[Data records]

>> START

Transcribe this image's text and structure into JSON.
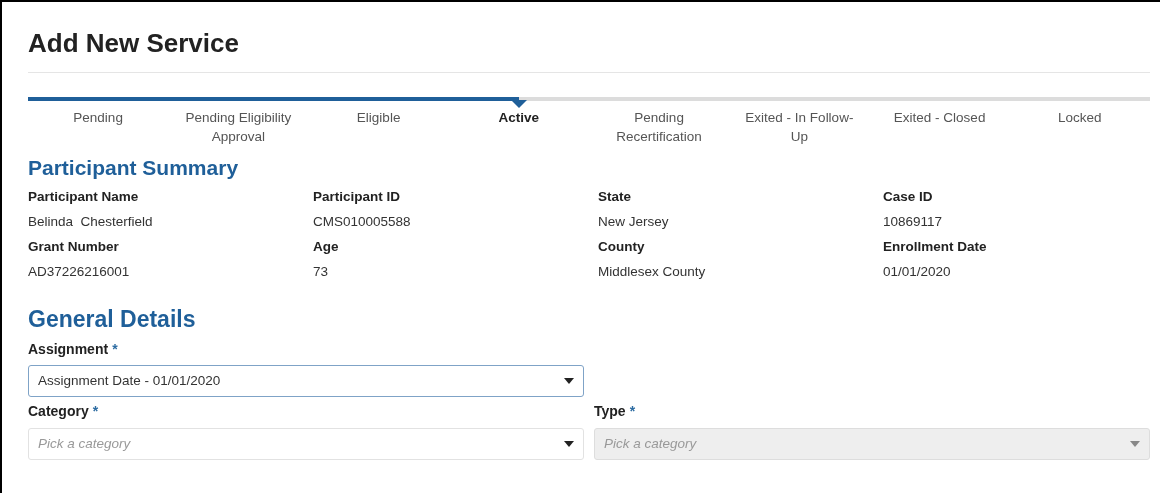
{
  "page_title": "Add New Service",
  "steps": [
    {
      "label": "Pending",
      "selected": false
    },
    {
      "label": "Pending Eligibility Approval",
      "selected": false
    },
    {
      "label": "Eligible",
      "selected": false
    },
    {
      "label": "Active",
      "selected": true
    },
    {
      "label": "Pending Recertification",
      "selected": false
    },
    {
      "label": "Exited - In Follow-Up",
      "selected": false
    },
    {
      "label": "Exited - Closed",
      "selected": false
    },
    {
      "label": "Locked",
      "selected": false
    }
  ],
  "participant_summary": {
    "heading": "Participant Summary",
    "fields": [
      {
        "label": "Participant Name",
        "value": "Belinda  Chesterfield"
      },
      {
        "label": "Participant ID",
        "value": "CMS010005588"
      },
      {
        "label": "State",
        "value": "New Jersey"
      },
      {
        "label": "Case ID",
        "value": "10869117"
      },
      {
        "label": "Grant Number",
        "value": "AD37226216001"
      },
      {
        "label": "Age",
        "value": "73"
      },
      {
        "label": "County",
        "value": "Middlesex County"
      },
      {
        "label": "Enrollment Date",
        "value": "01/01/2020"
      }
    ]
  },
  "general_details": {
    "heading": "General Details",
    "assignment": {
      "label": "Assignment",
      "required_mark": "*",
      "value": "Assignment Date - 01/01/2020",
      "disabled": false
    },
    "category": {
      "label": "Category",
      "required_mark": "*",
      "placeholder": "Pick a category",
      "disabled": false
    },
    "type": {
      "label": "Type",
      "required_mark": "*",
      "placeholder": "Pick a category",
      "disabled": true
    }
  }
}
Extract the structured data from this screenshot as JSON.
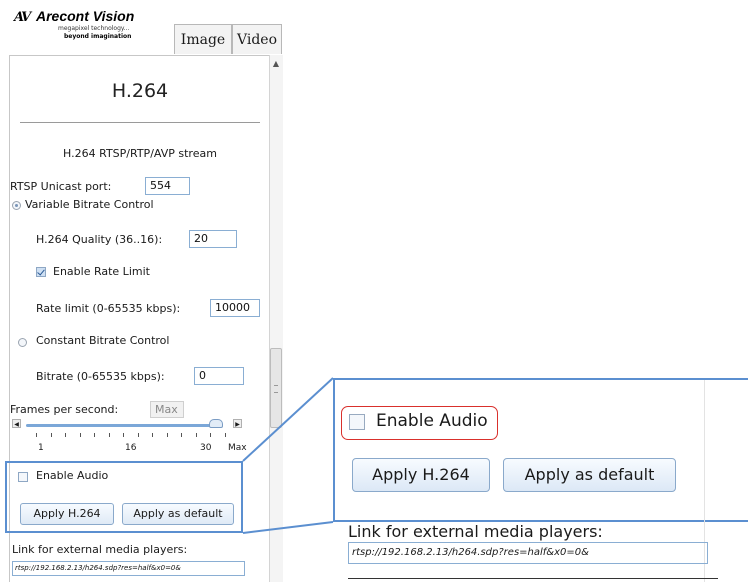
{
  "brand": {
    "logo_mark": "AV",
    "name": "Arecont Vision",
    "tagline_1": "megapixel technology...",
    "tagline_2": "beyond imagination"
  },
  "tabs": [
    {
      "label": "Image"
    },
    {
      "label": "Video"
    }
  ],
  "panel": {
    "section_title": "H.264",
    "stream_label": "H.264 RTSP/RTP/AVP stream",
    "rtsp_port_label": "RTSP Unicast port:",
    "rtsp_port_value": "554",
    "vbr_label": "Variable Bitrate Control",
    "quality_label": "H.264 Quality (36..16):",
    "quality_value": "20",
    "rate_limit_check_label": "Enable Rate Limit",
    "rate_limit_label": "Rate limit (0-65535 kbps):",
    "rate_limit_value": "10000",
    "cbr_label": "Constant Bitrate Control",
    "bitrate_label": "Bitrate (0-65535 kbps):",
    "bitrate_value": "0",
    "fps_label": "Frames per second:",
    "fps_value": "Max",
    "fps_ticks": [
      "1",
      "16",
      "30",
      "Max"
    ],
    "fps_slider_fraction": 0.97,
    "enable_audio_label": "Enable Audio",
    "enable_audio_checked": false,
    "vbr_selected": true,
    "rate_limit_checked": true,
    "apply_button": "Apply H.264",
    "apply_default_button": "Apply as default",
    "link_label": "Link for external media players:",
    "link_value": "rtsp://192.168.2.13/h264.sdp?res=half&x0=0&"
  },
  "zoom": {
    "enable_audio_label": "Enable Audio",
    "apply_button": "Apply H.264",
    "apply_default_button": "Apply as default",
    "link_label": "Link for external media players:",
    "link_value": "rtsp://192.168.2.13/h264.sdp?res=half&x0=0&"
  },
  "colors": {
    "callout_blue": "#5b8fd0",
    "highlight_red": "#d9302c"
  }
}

>> END
>> START

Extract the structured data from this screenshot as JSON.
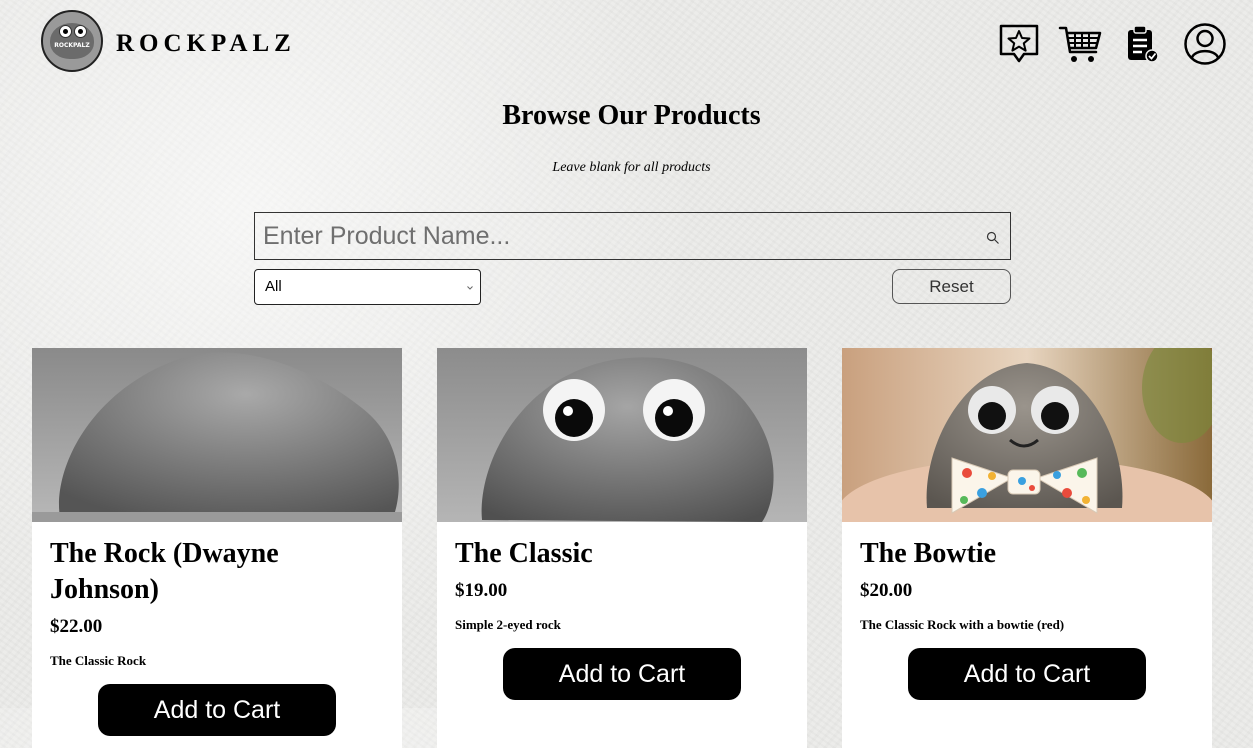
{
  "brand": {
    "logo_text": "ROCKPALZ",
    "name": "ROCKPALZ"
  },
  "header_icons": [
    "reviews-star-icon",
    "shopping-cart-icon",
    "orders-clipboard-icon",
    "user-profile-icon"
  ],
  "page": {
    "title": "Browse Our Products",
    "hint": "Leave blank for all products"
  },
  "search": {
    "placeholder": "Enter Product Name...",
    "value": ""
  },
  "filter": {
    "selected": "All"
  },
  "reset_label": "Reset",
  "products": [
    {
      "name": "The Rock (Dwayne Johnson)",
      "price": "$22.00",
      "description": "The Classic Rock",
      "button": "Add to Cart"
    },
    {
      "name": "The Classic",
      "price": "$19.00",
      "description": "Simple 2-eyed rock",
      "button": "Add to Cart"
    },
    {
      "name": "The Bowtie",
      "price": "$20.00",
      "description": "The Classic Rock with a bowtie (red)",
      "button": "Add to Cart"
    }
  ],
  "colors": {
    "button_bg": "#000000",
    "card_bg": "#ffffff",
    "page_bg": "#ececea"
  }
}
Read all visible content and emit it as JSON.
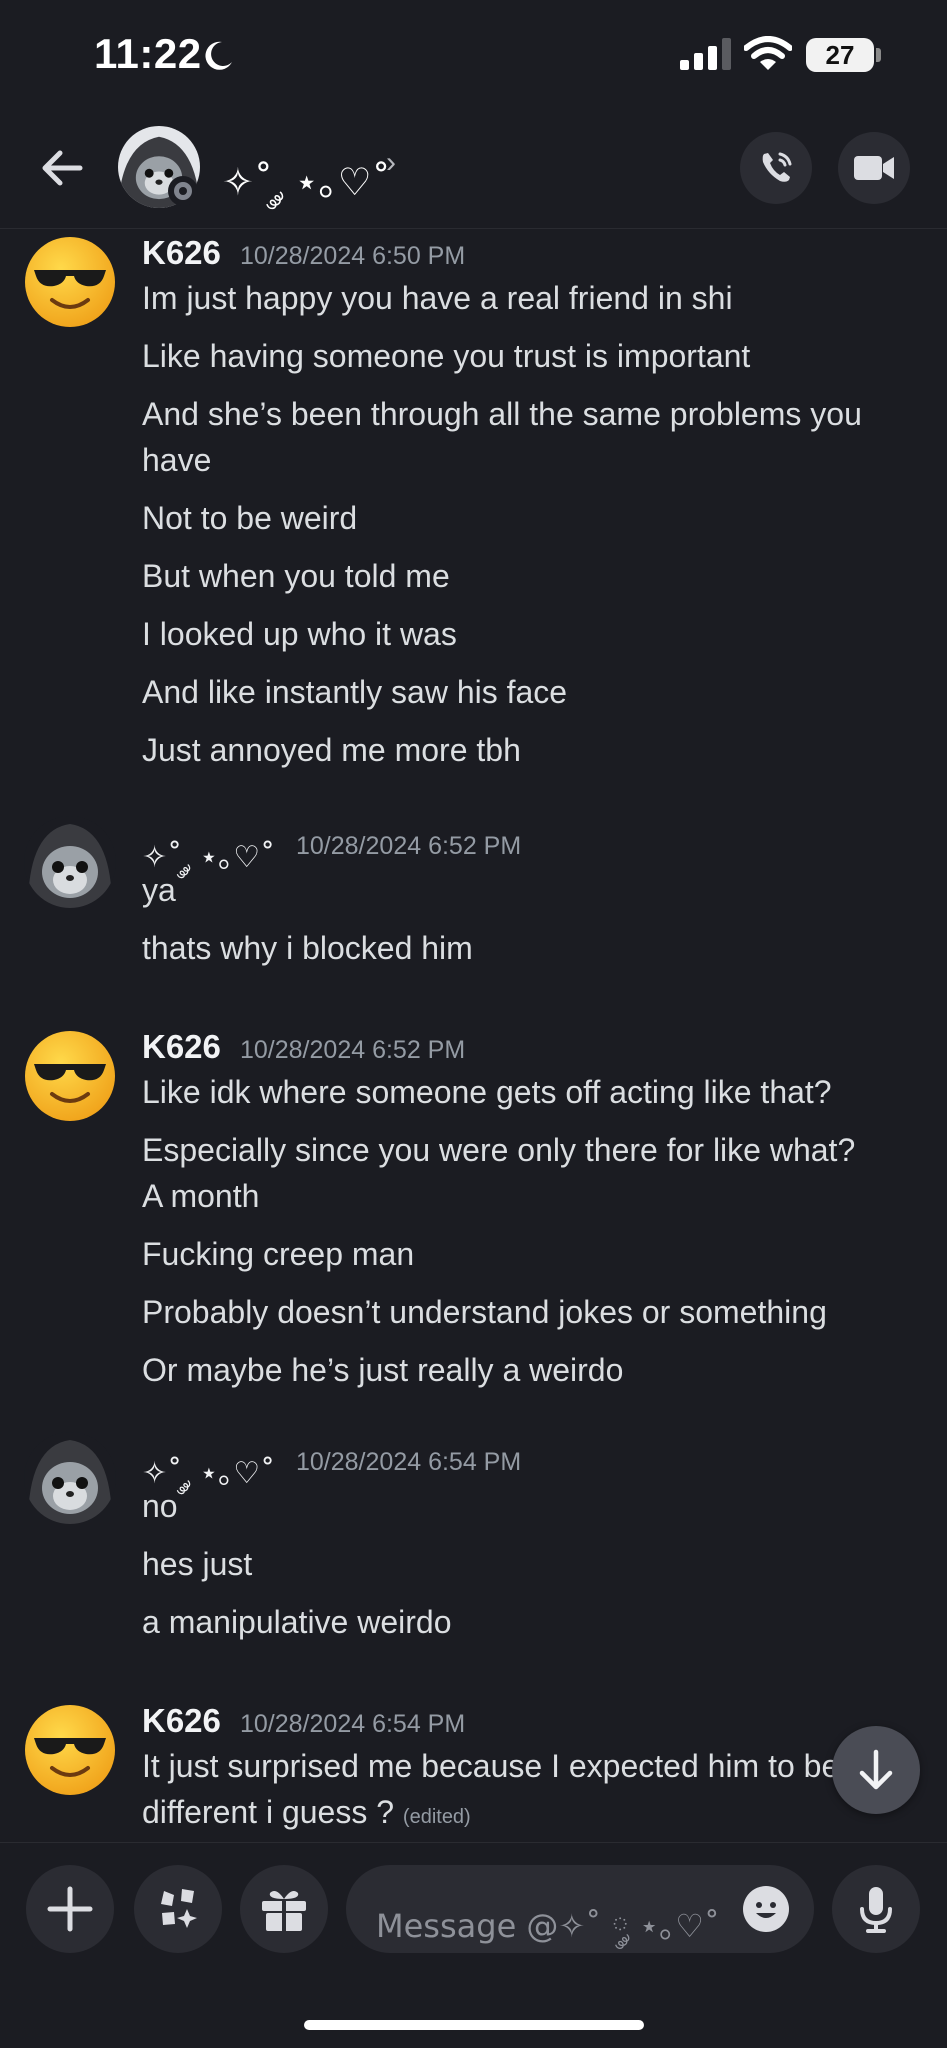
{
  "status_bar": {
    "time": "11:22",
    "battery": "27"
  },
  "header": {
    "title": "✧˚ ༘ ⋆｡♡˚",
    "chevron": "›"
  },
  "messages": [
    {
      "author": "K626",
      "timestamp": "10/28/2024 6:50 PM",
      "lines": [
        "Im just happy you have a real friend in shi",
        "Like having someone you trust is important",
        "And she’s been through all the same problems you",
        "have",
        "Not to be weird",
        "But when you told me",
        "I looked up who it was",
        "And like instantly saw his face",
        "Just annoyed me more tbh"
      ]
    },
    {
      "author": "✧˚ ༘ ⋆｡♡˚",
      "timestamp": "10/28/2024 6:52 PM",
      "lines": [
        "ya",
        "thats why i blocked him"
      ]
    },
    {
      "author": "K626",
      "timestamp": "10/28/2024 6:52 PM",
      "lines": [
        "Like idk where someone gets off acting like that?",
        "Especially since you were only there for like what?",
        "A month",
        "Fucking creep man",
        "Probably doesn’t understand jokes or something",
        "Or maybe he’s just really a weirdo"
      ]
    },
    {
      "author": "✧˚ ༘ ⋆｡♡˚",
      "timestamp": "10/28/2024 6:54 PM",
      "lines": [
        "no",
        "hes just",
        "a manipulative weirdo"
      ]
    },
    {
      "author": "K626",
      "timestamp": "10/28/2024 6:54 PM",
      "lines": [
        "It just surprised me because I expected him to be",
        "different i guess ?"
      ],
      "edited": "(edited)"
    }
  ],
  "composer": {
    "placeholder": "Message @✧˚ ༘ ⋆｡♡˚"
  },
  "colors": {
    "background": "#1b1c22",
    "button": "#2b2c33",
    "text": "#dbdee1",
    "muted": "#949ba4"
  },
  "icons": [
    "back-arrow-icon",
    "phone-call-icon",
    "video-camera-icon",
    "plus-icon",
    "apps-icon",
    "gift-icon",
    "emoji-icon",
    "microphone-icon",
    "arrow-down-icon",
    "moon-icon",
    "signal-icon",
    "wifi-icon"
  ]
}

>> END

WRITTEN REQUEST >> From the data, collect all lines where the string "true" appears.

ANSWER FOR THIS EXERCISE >>
      "selected": true
      "disabled": true
    "vbr_selected": true,
    "rate_limit_checked": true,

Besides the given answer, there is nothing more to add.